[Stored rows]
## START

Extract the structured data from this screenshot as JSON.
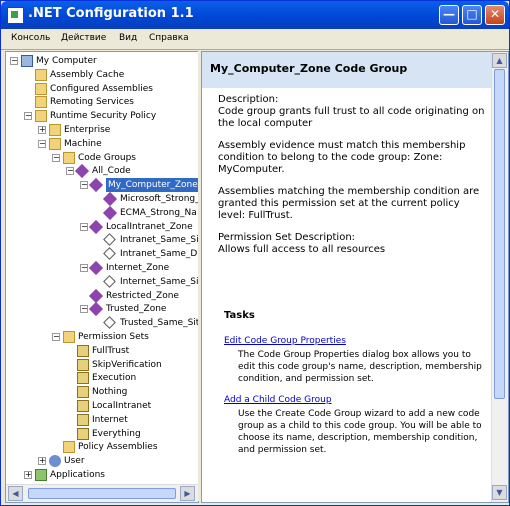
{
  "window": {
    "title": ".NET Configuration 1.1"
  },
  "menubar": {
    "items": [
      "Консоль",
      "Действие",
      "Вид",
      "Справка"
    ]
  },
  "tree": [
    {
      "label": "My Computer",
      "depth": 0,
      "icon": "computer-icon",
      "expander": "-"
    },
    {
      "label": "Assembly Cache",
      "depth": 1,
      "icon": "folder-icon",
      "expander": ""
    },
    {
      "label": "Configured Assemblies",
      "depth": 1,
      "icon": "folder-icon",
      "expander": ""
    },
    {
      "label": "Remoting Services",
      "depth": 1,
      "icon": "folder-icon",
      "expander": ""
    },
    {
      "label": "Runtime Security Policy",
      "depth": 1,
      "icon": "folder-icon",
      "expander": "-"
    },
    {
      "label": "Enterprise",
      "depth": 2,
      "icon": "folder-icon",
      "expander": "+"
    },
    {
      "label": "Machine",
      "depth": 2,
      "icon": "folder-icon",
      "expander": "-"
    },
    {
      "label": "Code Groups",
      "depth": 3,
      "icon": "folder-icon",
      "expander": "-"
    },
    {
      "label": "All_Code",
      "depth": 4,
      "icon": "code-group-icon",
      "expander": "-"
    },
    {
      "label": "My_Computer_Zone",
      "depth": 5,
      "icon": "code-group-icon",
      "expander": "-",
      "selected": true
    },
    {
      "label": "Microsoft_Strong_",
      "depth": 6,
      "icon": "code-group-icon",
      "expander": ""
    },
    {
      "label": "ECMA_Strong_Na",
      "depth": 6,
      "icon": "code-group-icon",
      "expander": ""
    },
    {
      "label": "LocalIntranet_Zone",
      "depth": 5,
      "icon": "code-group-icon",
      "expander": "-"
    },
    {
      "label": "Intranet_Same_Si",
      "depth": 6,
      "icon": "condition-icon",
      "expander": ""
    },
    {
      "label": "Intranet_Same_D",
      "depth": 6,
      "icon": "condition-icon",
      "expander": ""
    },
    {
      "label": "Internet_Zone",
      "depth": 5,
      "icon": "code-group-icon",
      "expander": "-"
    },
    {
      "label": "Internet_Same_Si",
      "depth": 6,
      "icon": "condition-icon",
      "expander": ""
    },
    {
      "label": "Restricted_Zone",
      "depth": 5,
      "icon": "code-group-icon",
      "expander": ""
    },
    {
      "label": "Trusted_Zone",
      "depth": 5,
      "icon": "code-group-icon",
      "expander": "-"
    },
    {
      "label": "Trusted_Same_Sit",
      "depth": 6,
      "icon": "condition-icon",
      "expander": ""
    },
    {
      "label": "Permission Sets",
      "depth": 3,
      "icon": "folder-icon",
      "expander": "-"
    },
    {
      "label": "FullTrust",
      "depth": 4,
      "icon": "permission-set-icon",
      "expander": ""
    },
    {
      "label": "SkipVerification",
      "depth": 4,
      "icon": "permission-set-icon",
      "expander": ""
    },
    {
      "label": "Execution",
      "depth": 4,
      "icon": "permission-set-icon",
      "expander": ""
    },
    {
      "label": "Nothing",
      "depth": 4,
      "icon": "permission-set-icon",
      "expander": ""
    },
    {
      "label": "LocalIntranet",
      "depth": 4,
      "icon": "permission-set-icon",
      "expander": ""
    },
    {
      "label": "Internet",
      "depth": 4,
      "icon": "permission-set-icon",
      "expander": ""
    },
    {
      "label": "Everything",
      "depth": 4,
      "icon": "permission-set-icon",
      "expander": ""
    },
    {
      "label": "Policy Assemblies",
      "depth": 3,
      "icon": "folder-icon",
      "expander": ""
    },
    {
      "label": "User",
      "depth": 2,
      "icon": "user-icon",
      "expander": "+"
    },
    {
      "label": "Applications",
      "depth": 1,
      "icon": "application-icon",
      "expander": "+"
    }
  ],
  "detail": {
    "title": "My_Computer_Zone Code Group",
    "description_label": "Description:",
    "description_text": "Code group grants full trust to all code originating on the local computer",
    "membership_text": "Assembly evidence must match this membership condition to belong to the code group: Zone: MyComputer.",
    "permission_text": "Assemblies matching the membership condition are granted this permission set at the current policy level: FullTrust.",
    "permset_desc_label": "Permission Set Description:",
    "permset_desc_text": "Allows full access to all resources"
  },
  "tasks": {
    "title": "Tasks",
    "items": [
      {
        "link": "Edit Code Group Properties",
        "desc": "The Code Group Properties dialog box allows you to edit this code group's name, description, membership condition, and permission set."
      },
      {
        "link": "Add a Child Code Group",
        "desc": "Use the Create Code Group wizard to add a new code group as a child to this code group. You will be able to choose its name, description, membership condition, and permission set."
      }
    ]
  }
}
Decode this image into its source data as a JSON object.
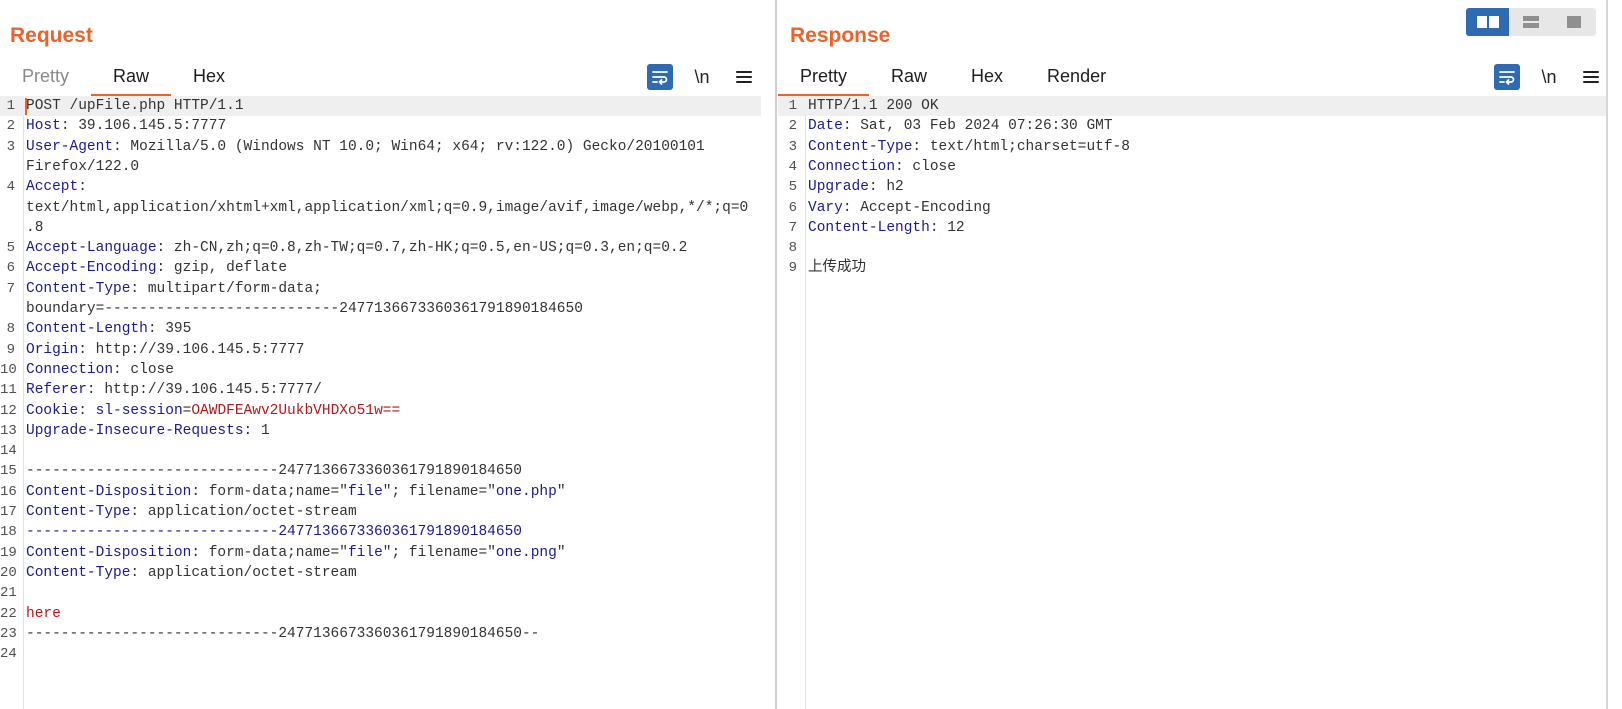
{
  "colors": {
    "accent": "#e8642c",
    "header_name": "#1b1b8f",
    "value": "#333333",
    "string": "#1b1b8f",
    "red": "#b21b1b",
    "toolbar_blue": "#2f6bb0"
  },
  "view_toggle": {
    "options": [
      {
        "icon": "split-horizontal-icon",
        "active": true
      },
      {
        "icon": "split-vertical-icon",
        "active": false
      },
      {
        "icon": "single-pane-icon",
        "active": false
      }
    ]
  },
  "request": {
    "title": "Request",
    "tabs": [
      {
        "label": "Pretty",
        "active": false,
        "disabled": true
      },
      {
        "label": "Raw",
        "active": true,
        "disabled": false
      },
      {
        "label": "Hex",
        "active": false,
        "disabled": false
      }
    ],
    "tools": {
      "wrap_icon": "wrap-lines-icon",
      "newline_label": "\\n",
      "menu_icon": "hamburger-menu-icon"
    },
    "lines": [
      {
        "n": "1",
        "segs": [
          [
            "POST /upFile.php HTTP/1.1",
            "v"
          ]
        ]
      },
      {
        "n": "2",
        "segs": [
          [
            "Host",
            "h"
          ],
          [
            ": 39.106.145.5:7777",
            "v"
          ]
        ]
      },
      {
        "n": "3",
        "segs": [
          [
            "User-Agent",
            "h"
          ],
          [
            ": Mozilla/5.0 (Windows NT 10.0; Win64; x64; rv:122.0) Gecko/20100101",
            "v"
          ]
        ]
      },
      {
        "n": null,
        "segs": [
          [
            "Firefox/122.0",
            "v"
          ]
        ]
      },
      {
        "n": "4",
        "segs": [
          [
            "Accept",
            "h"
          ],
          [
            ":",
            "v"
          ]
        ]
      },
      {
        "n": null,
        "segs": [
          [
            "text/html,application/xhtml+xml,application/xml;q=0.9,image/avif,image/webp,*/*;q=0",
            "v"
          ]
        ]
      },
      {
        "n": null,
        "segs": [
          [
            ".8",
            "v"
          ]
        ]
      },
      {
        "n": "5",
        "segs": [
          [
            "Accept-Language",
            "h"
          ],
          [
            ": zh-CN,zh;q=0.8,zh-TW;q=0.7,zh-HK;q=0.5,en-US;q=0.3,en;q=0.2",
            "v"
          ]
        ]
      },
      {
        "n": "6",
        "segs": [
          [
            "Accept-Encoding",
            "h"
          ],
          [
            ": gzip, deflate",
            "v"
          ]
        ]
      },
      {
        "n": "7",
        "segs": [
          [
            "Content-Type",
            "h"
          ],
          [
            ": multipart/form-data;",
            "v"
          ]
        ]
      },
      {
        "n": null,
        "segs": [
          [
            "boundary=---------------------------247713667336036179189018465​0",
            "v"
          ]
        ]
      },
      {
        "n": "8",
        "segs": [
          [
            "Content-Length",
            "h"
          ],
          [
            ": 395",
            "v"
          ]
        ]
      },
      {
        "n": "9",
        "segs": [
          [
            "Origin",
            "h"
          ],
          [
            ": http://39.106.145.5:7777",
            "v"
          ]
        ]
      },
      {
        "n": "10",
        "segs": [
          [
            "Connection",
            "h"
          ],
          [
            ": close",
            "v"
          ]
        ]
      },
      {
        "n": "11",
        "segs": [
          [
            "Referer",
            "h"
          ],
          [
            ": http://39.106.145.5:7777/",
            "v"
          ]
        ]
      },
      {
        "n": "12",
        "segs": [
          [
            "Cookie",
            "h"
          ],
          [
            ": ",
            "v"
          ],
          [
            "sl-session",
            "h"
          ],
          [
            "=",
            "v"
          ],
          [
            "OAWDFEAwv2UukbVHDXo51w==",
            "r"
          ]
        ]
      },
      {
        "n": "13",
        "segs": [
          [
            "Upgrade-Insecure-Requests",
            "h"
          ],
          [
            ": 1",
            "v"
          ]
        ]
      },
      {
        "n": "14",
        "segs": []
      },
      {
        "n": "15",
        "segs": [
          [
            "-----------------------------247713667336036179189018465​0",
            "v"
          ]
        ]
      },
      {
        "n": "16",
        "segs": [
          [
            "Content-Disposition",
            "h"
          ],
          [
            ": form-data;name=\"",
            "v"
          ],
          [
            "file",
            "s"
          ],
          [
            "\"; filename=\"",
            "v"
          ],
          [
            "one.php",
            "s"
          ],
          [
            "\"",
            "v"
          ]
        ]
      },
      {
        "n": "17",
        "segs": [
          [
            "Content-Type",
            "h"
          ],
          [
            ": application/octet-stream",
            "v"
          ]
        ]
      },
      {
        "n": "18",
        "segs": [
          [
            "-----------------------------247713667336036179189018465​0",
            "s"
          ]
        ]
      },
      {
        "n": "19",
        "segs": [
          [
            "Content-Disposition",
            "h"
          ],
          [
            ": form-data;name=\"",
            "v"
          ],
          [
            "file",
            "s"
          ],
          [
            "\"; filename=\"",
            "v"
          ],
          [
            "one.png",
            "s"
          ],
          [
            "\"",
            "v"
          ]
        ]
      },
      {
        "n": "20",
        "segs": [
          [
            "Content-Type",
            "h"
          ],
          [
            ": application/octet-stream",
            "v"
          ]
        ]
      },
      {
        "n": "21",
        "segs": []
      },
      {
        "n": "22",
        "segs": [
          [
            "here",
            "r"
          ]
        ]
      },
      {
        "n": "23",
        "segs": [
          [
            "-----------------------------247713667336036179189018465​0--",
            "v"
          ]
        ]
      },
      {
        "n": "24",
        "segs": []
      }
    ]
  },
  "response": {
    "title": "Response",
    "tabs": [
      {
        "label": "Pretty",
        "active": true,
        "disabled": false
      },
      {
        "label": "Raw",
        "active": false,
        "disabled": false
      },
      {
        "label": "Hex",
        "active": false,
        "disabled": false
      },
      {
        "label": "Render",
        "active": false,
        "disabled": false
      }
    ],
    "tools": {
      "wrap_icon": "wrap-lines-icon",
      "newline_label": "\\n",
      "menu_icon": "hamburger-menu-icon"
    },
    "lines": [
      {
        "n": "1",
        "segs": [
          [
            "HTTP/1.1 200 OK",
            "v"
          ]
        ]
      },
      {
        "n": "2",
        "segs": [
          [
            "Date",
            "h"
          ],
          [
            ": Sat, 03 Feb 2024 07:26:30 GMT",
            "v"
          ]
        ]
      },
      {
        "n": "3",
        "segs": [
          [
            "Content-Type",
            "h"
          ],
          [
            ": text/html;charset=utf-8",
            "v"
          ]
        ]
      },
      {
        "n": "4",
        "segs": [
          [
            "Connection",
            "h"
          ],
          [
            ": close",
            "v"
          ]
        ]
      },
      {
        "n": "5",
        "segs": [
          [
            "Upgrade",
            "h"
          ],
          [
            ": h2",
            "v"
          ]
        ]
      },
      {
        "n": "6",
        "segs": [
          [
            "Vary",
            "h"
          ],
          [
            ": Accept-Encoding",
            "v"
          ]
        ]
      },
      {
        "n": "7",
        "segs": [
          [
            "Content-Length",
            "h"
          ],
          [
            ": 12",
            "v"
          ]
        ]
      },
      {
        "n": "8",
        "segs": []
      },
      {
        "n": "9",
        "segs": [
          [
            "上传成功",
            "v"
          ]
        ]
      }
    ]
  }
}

## END

[What you should do]
Of the lines above, how many include the word "true"? Reply with the number alone.

[Task response]
5